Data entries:

....

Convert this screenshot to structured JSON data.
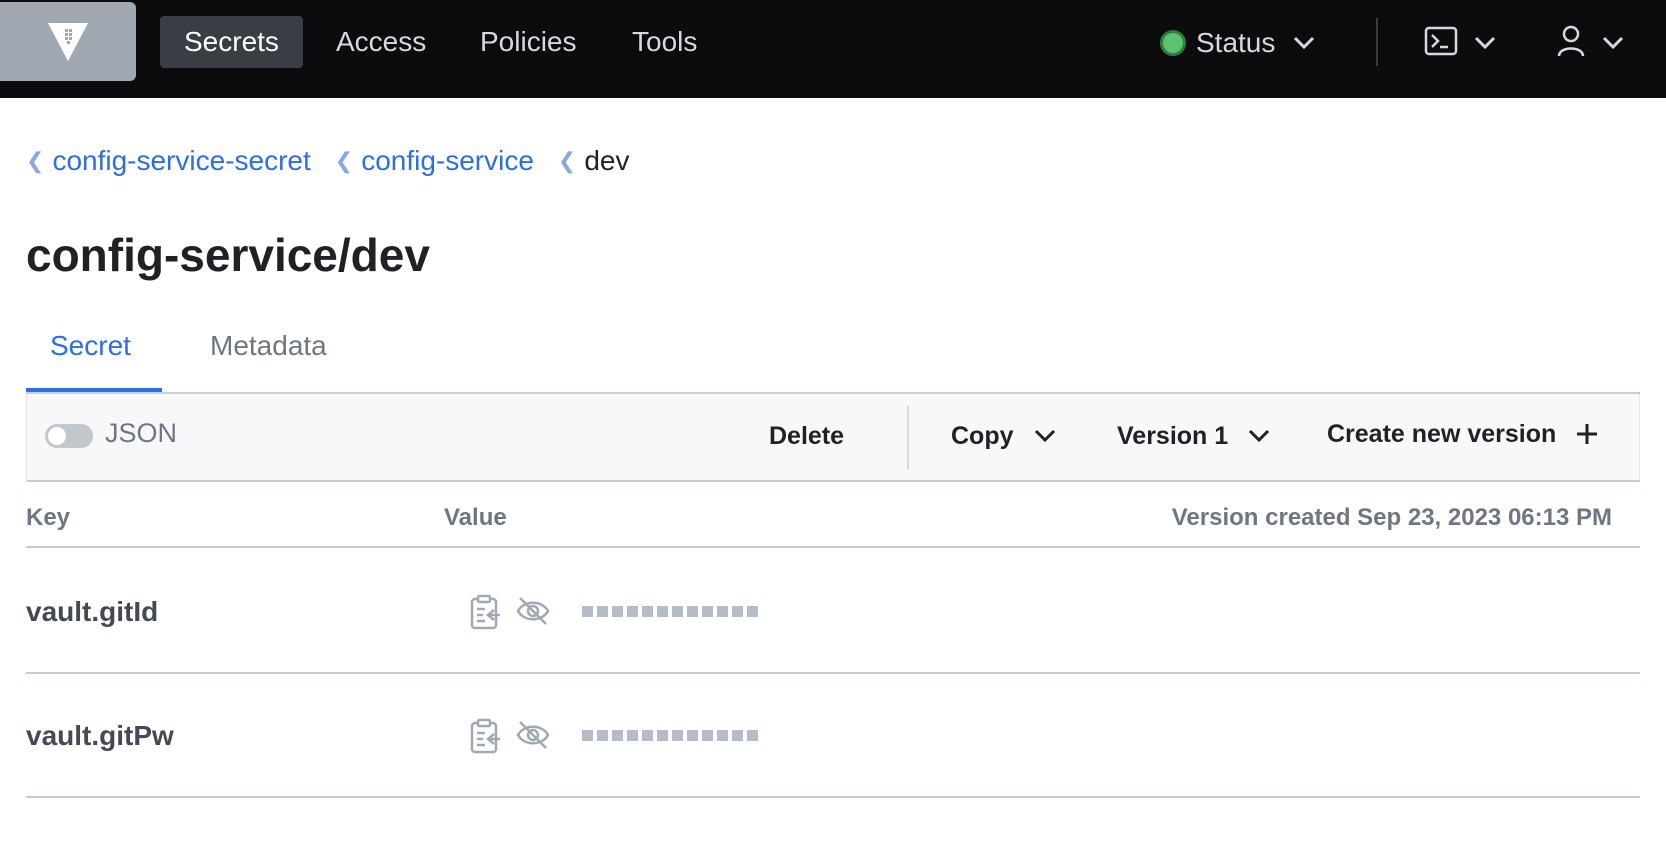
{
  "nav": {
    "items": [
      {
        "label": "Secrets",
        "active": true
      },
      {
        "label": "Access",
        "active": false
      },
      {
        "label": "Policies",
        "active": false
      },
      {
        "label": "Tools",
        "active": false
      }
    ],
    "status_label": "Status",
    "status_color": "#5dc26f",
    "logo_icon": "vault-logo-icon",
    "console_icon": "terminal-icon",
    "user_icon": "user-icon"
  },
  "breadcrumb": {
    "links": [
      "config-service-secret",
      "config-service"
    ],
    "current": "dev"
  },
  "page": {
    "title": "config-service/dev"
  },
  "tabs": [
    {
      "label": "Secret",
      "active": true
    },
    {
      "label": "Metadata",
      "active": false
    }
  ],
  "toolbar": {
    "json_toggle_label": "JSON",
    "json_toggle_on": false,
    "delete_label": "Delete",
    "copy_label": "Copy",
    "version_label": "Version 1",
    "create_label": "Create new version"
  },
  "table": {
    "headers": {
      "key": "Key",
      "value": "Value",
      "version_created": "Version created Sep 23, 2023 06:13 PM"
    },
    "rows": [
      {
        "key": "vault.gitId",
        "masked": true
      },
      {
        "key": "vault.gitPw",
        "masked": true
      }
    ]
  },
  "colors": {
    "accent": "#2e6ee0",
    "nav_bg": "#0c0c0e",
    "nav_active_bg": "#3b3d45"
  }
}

....

*WRITTEN EXERCISE:* Make an exact copy of all the material, but keep the pictures out of it.

*RESPONSE TO THIS EXERCISE:*
Convert this screenshot to structured JSON data.
{
  "nav": {
    "items": [
      {
        "label": "Secrets",
        "active": true
      },
      {
        "label": "Access",
        "active": false
      },
      {
        "label": "Policies",
        "active": false
      },
      {
        "label": "Tools",
        "active": false
      }
    ],
    "status_label": "Status",
    "status_color": "#5dc26f",
    "logo_icon": "vault-logo-icon",
    "console_icon": "terminal-icon",
    "user_icon": "user-icon"
  },
  "breadcrumb": {
    "links": [
      "config-service-secret",
      "config-service"
    ],
    "current": "dev"
  },
  "page": {
    "title": "config-service/dev"
  },
  "tabs": [
    {
      "label": "Secret",
      "active": true
    },
    {
      "label": "Metadata",
      "active": false
    }
  ],
  "toolbar": {
    "json_toggle_label": "JSON",
    "json_toggle_on": false,
    "delete_label": "Delete",
    "copy_label": "Copy",
    "version_label": "Version 1",
    "create_label": "Create new version"
  },
  "table": {
    "headers": {
      "key": "Key",
      "value": "Value",
      "version_created": "Version created Sep 23, 2023 06:13 PM"
    },
    "rows": [
      {
        "key": "vault.gitId",
        "masked": true
      },
      {
        "key": "vault.gitPw",
        "masked": true
      }
    ]
  },
  "colors": {
    "accent": "#2e6ee0",
    "nav_bg": "#0c0c0e",
    "nav_active_bg": "#3b3d45"
  }
}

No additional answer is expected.